Repeat the listing in full, word for word.
==================================================
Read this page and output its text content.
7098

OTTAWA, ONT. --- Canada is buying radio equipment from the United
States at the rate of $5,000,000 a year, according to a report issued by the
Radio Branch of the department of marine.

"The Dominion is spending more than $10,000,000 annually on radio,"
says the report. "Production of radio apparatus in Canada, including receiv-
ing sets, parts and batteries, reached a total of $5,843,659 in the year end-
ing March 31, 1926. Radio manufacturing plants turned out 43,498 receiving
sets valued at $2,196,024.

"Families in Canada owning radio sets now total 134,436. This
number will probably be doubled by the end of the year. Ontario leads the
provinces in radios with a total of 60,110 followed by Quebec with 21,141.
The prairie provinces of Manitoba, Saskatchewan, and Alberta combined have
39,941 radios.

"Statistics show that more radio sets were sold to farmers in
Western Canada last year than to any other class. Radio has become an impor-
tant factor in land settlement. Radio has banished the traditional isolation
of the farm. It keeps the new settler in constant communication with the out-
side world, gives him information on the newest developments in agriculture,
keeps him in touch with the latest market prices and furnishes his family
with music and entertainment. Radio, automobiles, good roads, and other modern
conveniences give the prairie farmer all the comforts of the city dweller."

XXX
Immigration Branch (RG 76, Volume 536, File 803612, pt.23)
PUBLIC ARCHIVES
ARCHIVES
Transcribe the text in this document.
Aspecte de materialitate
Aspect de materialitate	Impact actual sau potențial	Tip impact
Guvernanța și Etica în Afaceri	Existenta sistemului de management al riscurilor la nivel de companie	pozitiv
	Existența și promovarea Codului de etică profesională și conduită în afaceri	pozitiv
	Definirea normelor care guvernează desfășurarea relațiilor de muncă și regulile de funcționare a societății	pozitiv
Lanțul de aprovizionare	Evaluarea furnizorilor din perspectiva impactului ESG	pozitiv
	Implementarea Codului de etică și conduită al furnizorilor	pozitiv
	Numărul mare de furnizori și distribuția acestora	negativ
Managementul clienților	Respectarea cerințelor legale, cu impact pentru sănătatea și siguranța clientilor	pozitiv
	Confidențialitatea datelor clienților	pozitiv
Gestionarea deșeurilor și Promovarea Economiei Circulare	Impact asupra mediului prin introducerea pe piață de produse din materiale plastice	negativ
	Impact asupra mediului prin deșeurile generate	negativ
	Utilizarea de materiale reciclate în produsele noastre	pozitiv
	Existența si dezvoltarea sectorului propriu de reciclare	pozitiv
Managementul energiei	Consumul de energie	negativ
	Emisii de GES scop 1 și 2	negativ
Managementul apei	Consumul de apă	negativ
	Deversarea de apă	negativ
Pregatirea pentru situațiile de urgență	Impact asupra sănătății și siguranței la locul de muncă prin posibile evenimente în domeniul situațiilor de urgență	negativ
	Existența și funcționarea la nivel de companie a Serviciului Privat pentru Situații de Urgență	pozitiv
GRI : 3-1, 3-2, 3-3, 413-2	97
==================================================
• [Answer to this problem]:
Read this page and output its text content.
7098

OTTAWA, ONT. --- Canada is buying radio equipment from the United
States at the rate of $5,000,000 a year, according to a report issued by the
Radio Branch of the department of marine.

"The Dominion is spending more than $10,000,000 annually on radio,"
says the report. "Production of radio apparatus in Canada, including receiv-
ing sets, parts and batteries, reached a total of $5,843,659 in the year end-
ing March 31, 1926. Radio manufacturing plants turned out 43,498 receiving
sets valued at $2,196,024.

"Families in Canada owning radio sets now total 134,436. This
number will probably be doubled by the end of the year. Ontario leads the
provinces in radios with a total of 60,110 followed by Quebec with 21,141.
The prairie provinces of Manitoba, Saskatchewan, and Alberta combined have
39,941 radios.

"Statistics show that more radio sets were sold to farmers in
Western Canada last year than to any other class. Radio has become an impor-
tant factor in land settlement. Radio has banished the traditional isolation
of the farm. It keeps the new settler in constant communication with the out-
side world, gives him information on the newest developments in agriculture,
keeps him in touch with the latest market prices and furnishes his family
with music and entertainment. Radio, automobiles, good roads, and other modern
conveniences give the prairie farmer all the comforts of the city dweller."

XXX
Immigration Branch (RG 76, Volume 536, File 803612, pt.23)
PUBLIC ARCHIVES
ARCHIVES
Transcribe the text in this document.
Aspecte de materialitate
Aspect de materialitate	Impact actual sau potențial	Tip impact
Guvernanța și Etica în Afaceri	Existenta sistemului de management al riscurilor la nivel de companie	pozitiv
	Existența și promovarea Codului de etică profesională și conduită în afaceri	pozitiv
	Definirea normelor care guvernează desfășurarea relațiilor de muncă și regulile de funcționare a societății	pozitiv
Lanțul de aprovizionare	Evaluarea furnizorilor din perspectiva impactului ESG	pozitiv
	Implementarea Codului de etică și conduită al furnizorilor	pozitiv
	Numărul mare de furnizori și distribuția acestora	negativ
Managementul clienților	Respectarea cerințelor legale, cu impact pentru sănătatea și siguranța clientilor	pozitiv
	Confidențialitatea datelor clienților	pozitiv
Gestionarea deșeurilor și Promovarea Economiei Circulare	Impact asupra mediului prin introducerea pe piață de produse din materiale plastice	negativ
	Impact asupra mediului prin deșeurile generate	negativ
	Utilizarea de materiale reciclate în produsele noastre	pozitiv
	Existența si dezvoltarea sectorului propriu de reciclare	pozitiv
Managementul energiei	Consumul de energie	negativ
	Emisii de GES scop 1 și 2	negativ
Managementul apei	Consumul de apă	negativ
	Deversarea de apă	negativ
Pregatirea pentru situațiile de urgență	Impact asupra sănătății și siguranței la locul de muncă prin posibile evenimente în domeniul situațiilor de urgență	negativ
	Existența și funcționarea la nivel de companie a Serviciului Privat pentru Situații de Urgență	pozitiv
GRI : 3-1, 3-2, 3-3, 413-2	97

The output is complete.